═══ Текст для чтения

Впрочем, изначально негативный настрой членов Собора по отношению к новым властям не помешал соборной делегации настаивать на встрече с председателем Совнаркома. Делегация от Собора во главе с А.Д. Самариным ездила в Петроград, но встреча не состоялась; уклонился Ленин и от встречи в Москве, хотя тут соборную делегацию приняли. На встрече 12 (25) марта со стороны властей присутствовали управляющий делами Совнаркома В.Д. Бонч-Бруевич, представитель наркомата юстиции Д.И. Курский и народный комиссар по страхованию и борьбе с огнем М.Т. Елизаров. Встретили делегацию Собора вполне благожелательно. По словам Самарина, Елизаров от имени Совнаркома заявил, что они вовсе не относятся враждебно к Церкви, как и к другим вероисповеданиям, но не могут допустить влияния Церкви на государство.
Еще более оптимистично был настроен другой участник встречи профессор Николай Кузнецов, который участвовал от имени Собора и в переговорах с Временным правительством. На заседании Собора он подробно поделился своими впечатлениями от встречи. «Беседа с представителями Совета народных комиссаров... произвела на меня лучшее впечатление, чем разговор в октябре 1917 г. с представителями печальной памяти Временного правительства во главе с Керенским. В Керенском чувствовалось двоедушие и неуверенность, что ему должно говорить. Захват церковного имущества в виде зданий и инвентаря церковно-приходских школ был начат именно Временным правительством, и все мои доводы. не находили доступа в душу Керенского. они отскакивали от него, как от стены горох». Представители же Совнаркома, по словам Кузнецова, выразили надежду, что «путем сношений может быть выявлено много недоразумений и могут быть исправлены ошибки, от которых не застрахован Совет народных комиссаров», правда, от принципа декрета «они уже не могут отступить».

══════
═══ Материал

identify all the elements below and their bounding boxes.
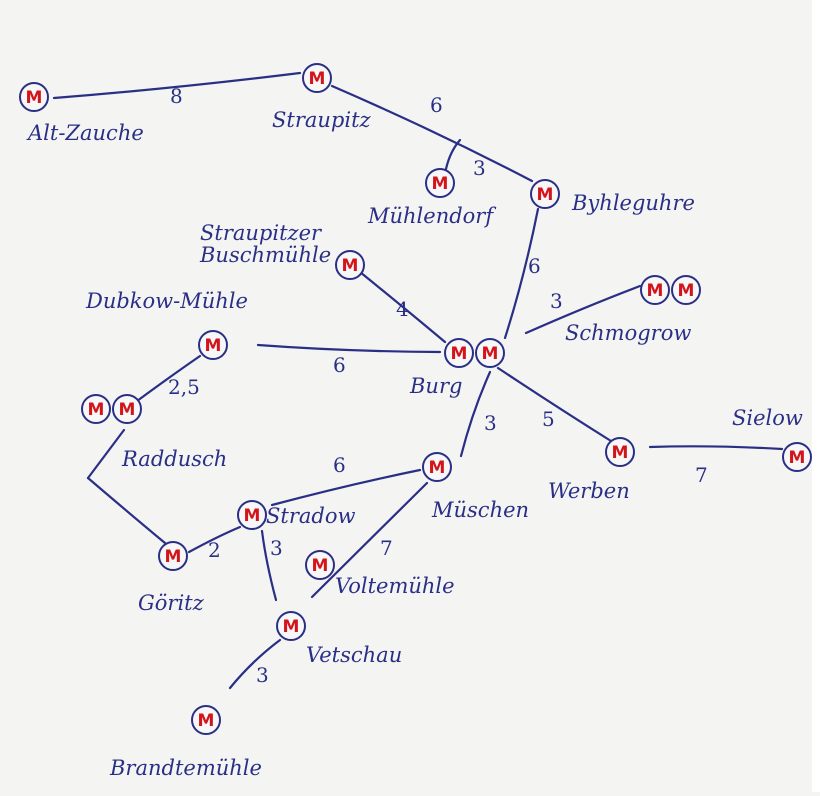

══════

- [Задание]: Перепишите целиком текст о встрече соборной делегации с представителями Совнаркома, не меняя в нем ни слова.

- [Ответ]:
Впрочем, изначально негативный настрой членов Собора по отношению к новым властям не помешал соборной делегации настаивать на встрече с председателем Совнаркома. Делегация от Собора во главе с А.Д. Самариным ездила в Петроград, но встреча не состоялась; уклонился Ленин и от встречи в Москве, хотя тут соборную делегацию приняли. На встрече 12 (25) марта со стороны властей присутствовали управляющий делами Совнаркома В.Д. Бонч-Бруевич, представитель наркомата юстиции Д.И. Курский и народный комиссар по страхованию и борьбе с огнем М.Т. Елизаров. Встретили делегацию Собора вполне благожелательно. По словам Самарина, Елизаров от имени Совнаркома заявил, что они вовсе не относятся враждебно к Церкви, как и к другим вероисповеданиям, но не могут допустить влияния Церкви на государство.
Еще более оптимистично был настроен другой участник встречи профессор Николай Кузнецов, который участвовал от имени Собора и в переговорах с Временным правительством. На заседании Собора он подробно поделился своими впечатлениями от встречи. «Беседа с представителями Совета народных комиссаров... произвела на меня лучшее впечатление, чем разговор в октябре 1917 г. с представителями печальной памяти Временного правительства во главе с Керенским. В Керенском чувствовалось двоедушие и неуверенность, что ему должно говорить. Захват церковного имущества в виде зданий и инвентаря церковно-приходских школ был начат именно Временным правительством, и все мои доводы. не находили доступа в душу Керенского. они отскакивали от него, как от стены горох». Представители же Совнаркома, по словам Кузнецова, выразили надежду, что «путем сношений может быть выявлено много недоразумений и могут быть исправлены ошибки, от которых не застрахован Совет народных комиссаров», правда, от принципа декрета «они уже не могут отступить».